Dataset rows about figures
»»

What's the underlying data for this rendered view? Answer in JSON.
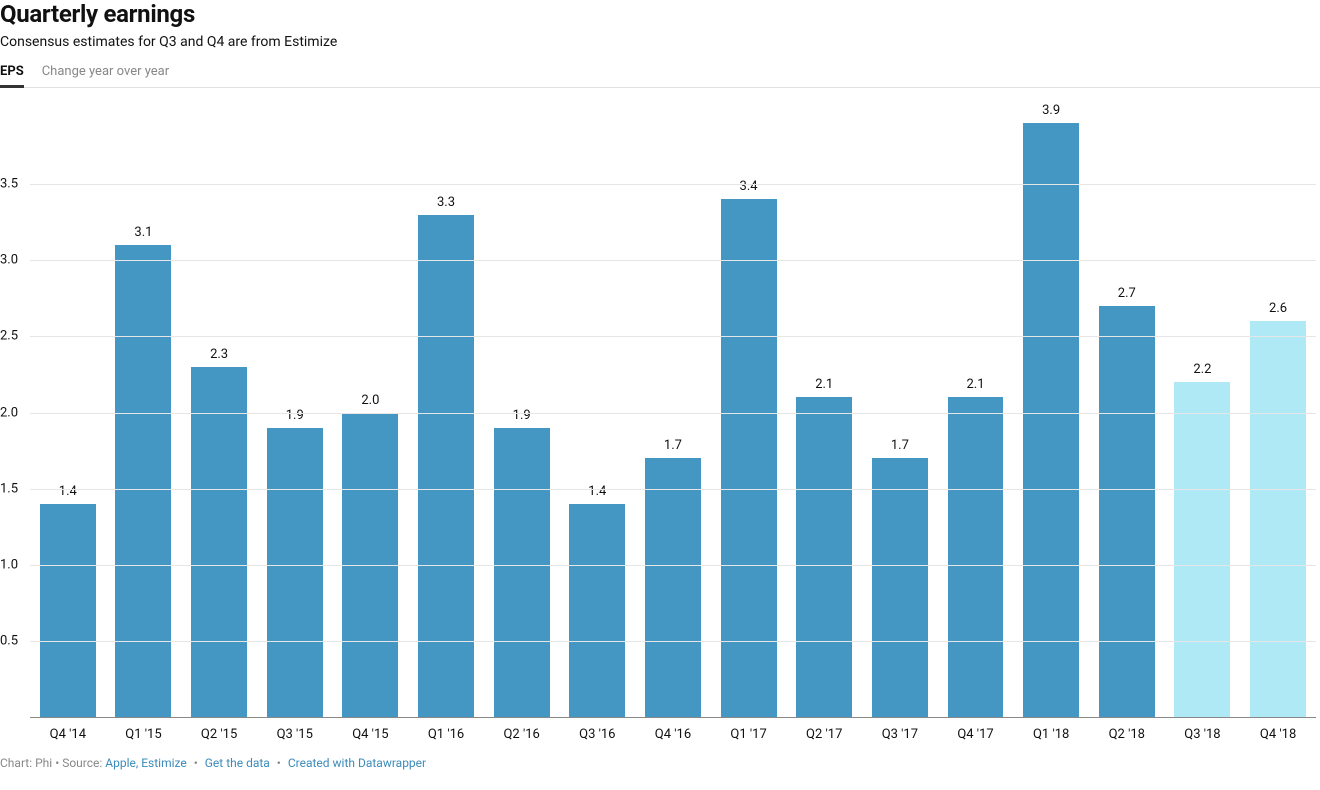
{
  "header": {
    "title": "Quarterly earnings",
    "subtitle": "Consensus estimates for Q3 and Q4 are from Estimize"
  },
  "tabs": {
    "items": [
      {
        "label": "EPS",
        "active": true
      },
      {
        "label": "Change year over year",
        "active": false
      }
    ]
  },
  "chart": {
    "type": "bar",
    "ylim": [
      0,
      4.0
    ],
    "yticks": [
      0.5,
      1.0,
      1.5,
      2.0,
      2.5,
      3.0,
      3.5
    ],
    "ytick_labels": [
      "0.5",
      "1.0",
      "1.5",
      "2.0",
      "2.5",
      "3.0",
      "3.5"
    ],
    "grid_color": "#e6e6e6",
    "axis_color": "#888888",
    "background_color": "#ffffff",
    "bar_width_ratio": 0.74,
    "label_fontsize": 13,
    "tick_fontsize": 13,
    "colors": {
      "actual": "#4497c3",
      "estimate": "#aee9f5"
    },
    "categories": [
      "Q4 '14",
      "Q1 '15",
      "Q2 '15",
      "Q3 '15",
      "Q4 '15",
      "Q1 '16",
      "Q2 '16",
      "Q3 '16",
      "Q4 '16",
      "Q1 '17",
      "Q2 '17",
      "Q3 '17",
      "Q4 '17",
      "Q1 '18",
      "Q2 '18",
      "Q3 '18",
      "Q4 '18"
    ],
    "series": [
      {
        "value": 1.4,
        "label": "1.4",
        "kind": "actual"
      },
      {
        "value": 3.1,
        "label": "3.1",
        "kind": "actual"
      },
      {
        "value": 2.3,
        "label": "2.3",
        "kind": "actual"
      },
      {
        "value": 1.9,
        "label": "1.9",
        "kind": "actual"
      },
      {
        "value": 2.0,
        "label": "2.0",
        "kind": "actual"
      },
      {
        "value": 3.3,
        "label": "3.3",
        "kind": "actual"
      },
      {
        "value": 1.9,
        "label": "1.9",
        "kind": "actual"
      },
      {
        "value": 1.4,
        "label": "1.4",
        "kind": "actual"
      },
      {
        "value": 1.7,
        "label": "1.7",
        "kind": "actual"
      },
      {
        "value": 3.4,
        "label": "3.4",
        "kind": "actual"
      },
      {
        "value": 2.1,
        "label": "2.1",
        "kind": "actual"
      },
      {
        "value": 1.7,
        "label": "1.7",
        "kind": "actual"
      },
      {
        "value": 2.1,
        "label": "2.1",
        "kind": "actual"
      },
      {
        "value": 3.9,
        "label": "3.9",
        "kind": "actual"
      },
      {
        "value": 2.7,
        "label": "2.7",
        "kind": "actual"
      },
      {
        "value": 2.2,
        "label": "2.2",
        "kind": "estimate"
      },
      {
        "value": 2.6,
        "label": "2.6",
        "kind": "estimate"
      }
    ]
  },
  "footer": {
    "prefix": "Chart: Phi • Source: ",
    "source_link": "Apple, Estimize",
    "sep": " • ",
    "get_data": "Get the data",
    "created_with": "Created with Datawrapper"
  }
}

««

▶ _AIM OF THE EXERCISE_: Copy every line from the records above that contains the word "Estimize".

▶ _RESULT_:
    "subtitle": "Consensus estimates for Q3 and Q4 are from Estimize"
    "source_link": "Apple, Estimize",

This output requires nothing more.